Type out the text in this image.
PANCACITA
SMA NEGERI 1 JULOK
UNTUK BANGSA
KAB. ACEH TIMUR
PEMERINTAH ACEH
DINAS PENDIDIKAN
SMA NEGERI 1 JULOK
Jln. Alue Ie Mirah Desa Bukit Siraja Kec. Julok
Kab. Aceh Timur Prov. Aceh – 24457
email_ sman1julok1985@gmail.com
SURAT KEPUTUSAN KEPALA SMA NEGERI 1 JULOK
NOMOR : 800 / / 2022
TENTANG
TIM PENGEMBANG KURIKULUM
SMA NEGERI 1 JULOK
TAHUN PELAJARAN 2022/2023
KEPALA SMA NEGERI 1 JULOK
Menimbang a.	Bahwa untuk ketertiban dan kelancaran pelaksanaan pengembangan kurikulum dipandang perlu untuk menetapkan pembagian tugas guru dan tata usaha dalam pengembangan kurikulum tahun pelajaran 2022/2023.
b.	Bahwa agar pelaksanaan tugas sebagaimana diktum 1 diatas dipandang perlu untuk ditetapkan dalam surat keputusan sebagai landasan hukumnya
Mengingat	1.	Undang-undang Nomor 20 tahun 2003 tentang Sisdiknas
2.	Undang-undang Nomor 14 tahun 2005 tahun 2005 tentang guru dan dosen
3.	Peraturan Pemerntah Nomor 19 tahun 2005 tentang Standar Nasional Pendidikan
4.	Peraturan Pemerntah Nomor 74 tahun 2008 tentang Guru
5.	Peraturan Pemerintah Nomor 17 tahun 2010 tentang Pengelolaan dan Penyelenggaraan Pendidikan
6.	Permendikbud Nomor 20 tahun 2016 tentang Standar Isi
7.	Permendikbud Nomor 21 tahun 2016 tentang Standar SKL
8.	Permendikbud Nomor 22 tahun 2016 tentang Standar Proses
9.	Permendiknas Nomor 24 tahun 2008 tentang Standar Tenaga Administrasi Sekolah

++++++++

What this task involves —
Reproduce the data shown above exactly.

Solution to this problem —
Type out the text in this image.
PANCACITA
SMA NEGERI 1 JULOK
UNTUK BANGSA
KAB. ACEH TIMUR
PEMERINTAH ACEH
DINAS PENDIDIKAN
SMA NEGERI 1 JULOK
Jln. Alue Ie Mirah Desa Bukit Siraja Kec. Julok
Kab. Aceh Timur Prov. Aceh – 24457
email_ sman1julok1985@gmail.com
SURAT KEPUTUSAN KEPALA SMA NEGERI 1 JULOK
NOMOR : 800 / / 2022
TENTANG
TIM PENGEMBANG KURIKULUM
SMA NEGERI 1 JULOK
TAHUN PELAJARAN 2022/2023
KEPALA SMA NEGERI 1 JULOK
Menimbang a.	Bahwa untuk ketertiban dan kelancaran pelaksanaan pengembangan kurikulum dipandang perlu untuk menetapkan pembagian tugas guru dan tata usaha dalam pengembangan kurikulum tahun pelajaran 2022/2023.
b.	Bahwa agar pelaksanaan tugas sebagaimana diktum 1 diatas dipandang perlu untuk ditetapkan dalam surat keputusan sebagai landasan hukumnya
Mengingat	1.	Undang-undang Nomor 20 tahun 2003 tentang Sisdiknas
2.	Undang-undang Nomor 14 tahun 2005 tahun 2005 tentang guru dan dosen
3.	Peraturan Pemerntah Nomor 19 tahun 2005 tentang Standar Nasional Pendidikan
4.	Peraturan Pemerntah Nomor 74 tahun 2008 tentang Guru
5.	Peraturan Pemerintah Nomor 17 tahun 2010 tentang Pengelolaan dan Penyelenggaraan Pendidikan
6.	Permendikbud Nomor 20 tahun 2016 tentang Standar Isi
7.	Permendikbud Nomor 21 tahun 2016 tentang Standar SKL
8.	Permendikbud Nomor 22 tahun 2016 tentang Standar Proses
9.	Permendiknas Nomor 24 tahun 2008 tentang Standar Tenaga Administrasi Sekolah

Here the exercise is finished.